Exercise task
Go through the listing and return every line with "JSON" in it.

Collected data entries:
********

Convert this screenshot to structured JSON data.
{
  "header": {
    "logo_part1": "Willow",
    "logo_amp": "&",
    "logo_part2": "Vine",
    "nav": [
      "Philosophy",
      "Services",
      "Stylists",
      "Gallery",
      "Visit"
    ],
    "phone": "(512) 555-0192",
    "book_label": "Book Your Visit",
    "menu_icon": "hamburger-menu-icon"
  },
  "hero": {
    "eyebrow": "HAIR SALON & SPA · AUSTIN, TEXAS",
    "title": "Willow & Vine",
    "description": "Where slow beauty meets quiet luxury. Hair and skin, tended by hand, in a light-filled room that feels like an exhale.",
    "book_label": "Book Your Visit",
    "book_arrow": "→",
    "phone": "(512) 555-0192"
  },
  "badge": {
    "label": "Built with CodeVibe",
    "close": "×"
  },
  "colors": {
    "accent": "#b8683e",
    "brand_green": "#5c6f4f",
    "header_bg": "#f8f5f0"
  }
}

********

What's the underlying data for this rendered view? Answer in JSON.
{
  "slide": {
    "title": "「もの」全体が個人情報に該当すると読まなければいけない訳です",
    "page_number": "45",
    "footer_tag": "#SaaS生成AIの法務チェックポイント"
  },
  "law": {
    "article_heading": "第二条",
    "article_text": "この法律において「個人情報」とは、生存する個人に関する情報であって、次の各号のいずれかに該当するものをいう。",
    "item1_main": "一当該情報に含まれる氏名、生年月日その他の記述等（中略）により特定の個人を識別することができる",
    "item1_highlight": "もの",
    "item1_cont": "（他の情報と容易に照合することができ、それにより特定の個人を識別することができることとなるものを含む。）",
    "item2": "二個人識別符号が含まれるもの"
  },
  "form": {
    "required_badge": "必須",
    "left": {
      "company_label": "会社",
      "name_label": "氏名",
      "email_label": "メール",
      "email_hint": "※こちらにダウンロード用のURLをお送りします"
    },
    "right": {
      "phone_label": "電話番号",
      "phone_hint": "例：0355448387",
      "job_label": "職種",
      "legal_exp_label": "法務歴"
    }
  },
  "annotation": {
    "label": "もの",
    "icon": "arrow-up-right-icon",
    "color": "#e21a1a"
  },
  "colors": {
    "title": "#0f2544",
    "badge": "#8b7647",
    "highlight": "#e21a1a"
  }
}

********

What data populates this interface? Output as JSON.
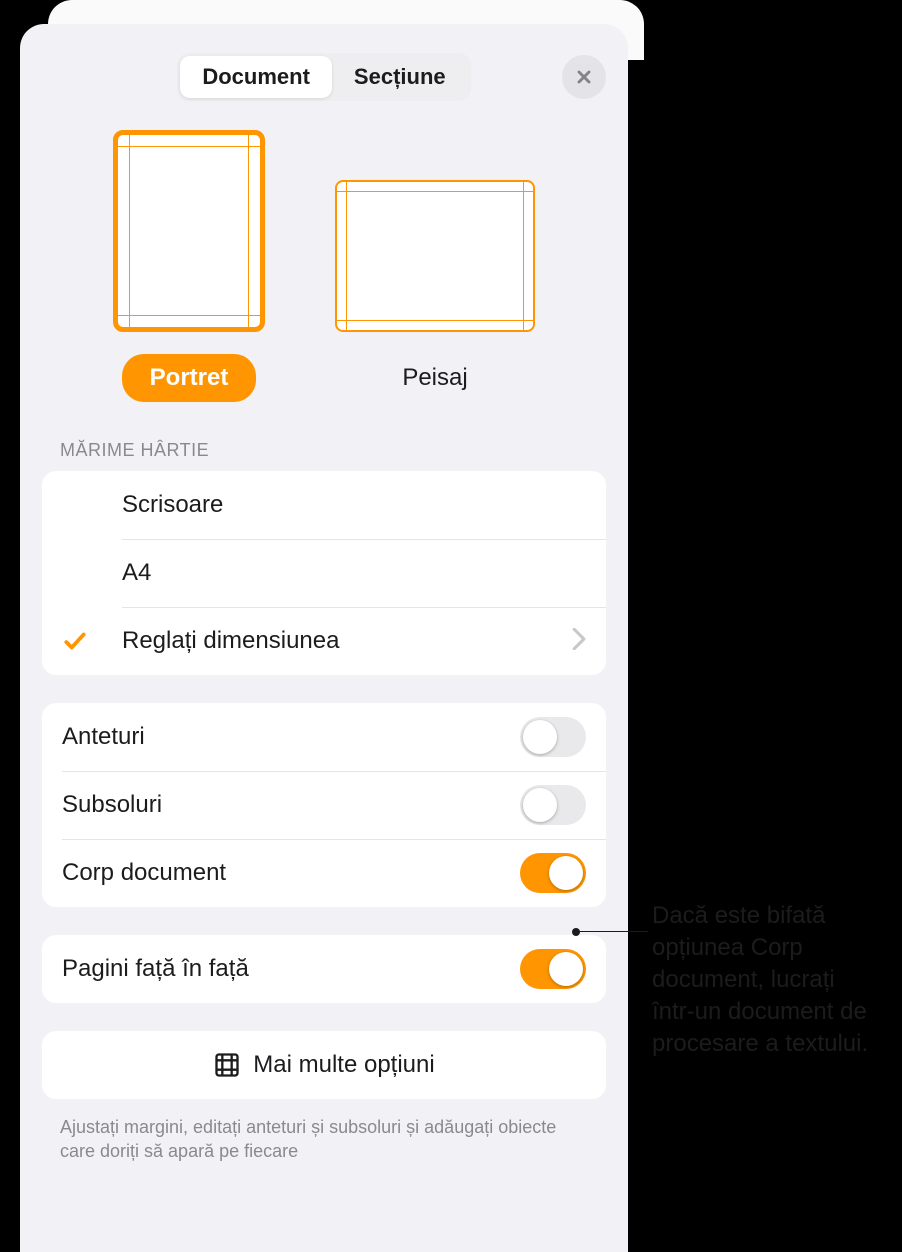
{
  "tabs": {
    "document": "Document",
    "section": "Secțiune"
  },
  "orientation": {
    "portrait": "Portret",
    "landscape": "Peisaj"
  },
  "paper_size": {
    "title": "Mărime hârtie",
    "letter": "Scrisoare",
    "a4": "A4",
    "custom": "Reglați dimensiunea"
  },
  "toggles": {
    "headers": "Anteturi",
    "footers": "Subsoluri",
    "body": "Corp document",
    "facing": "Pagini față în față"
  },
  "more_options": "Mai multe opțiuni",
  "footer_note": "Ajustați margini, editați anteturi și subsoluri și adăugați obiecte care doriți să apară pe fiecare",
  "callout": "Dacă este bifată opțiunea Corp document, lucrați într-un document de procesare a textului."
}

********

Expected answer
Convert this screenshot to structured JSON data.
What's the underlying data for this rendered view? Answer in JSON.
What data populates this interface? Output as JSON.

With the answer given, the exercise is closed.